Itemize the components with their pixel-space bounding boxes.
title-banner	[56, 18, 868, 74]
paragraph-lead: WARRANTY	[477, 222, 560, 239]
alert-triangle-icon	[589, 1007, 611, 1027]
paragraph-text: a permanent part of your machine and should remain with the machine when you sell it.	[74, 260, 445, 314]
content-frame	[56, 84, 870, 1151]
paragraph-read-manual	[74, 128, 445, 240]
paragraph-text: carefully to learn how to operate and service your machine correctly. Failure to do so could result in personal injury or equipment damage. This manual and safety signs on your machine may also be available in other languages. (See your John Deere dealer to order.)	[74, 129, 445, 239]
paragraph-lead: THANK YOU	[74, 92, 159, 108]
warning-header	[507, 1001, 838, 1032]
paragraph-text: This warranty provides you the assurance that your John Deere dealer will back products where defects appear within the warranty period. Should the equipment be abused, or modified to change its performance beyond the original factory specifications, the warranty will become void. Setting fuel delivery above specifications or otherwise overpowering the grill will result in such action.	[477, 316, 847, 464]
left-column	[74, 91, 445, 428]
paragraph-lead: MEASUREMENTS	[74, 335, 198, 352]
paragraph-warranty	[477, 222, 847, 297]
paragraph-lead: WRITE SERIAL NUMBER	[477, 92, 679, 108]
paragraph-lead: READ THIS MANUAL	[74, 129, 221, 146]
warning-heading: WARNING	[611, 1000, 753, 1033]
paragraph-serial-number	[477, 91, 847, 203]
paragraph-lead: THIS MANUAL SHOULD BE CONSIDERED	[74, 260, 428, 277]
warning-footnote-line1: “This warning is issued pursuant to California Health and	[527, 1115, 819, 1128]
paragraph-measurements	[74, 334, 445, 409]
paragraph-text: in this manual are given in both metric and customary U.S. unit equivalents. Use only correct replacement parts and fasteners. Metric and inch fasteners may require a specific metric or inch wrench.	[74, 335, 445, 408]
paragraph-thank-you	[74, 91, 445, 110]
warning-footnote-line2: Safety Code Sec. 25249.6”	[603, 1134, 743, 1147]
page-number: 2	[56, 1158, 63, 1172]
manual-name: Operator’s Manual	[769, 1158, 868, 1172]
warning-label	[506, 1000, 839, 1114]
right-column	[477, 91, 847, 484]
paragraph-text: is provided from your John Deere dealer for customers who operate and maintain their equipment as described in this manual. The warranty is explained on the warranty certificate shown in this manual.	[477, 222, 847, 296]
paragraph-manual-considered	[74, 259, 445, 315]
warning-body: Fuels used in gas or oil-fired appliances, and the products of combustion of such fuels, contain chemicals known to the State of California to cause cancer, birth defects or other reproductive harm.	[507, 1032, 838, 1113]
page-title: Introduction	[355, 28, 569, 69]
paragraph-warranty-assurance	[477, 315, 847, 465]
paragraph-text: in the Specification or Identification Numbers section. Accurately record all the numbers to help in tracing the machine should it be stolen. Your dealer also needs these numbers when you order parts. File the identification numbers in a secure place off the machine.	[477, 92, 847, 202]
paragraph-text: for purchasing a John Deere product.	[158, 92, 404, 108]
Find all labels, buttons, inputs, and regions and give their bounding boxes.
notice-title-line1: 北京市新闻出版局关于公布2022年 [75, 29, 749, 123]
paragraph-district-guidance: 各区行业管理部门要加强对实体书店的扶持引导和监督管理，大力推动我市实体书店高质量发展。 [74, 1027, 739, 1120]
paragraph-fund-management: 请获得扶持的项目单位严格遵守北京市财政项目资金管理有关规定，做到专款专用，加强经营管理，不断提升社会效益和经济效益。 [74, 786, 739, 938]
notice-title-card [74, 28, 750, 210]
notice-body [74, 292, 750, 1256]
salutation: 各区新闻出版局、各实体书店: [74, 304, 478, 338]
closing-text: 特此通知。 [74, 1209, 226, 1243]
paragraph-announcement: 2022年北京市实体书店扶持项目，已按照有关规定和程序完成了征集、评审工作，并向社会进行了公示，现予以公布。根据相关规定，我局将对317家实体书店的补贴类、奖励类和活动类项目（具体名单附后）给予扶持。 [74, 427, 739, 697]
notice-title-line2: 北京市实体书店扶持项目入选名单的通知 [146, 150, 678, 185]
☆ ☆ ☆ ☆ ☆ ☆ ☆
▶ _TASK DETAILS_: Rewrite the lines starting at the beginning of the material and ending at the line that contains "128, 445, 240]", changing "WARRANTY" to "GUARANTEE" and leaving all else unchanged.

▶ _FINISHED TASK_:
Itemize the components with their pixel-space bounding boxes.
title-banner	[56, 18, 868, 74]
paragraph-lead: GUARANTEE	[477, 222, 560, 239]
alert-triangle-icon	[589, 1007, 611, 1027]
paragraph-text: a permanent part of your machine and should remain with the machine when you sell it.	[74, 260, 445, 314]
content-frame	[56, 84, 870, 1151]
paragraph-read-manual	[74, 128, 445, 240]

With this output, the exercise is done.